● **The exercise**
Set down every entry word for word. Omit the pictures.

● **Task input**
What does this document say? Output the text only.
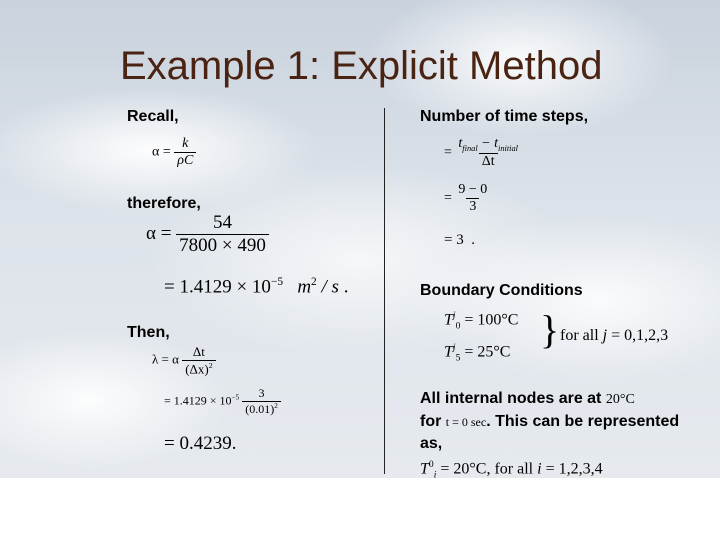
Example 1: Explicit Method
Recall,
$\alpha = \frac{k}{\rho C}$
therefore,
$\alpha = \frac{54}{7800 \times 490}$
= $1.4129 \times 10^{-5}$ $m^2$ / s .
Then,
λ = α $\frac{\Delta t}{(\Delta x)^2}$
= $1.4129 \times 10^{-5} \frac{3}{(0.01)^2}$
= 0.4239.
Number of time steps,
= $\frac{t_{final} - t_{initial}}{\Delta t}$
= $\frac{9 - 0}{3}$
= 3 .
Boundary Conditions
$T^j_0 = 100^\circ C$
$T^j_5 = 25^\circ C$ } for all j = 0,1,2,3
All internal nodes are at 20°C
for t = 0 sec. This can be represented as,
$T^0_i = 20^\circ C$, for all i = 1,2,3,4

● **Result of the task**
What does this document say? Output the text only.
Example 1: Explicit Method
Recall,
$\alpha = \frac{k}{\rho C}$
therefore,
$\alpha = \frac{54}{7800 \times 490}$
= $1.4129 \times 10^{-5}$ $m^2$ / s .
Then,
λ = α $\frac{\Delta t}{(\Delta x)^2}$
= $1.4129 \times 10^{-5} \frac{3}{(0.01)^2}$
= 0.4239.
Number of time steps,
= $\frac{t_{final} - t_{initial}}{\Delta t}$
= $\frac{9 - 0}{3}$
= 3 .
Boundary Conditions
$T^j_0 = 100^\circ C$
$T^j_5 = 25^\circ C$ } for all j = 0,1,2,3
All internal nodes are at 20°C
for t = 0 sec. This can be represented as,
$T^0_i = 20^\circ C$, for all i = 1,2,3,4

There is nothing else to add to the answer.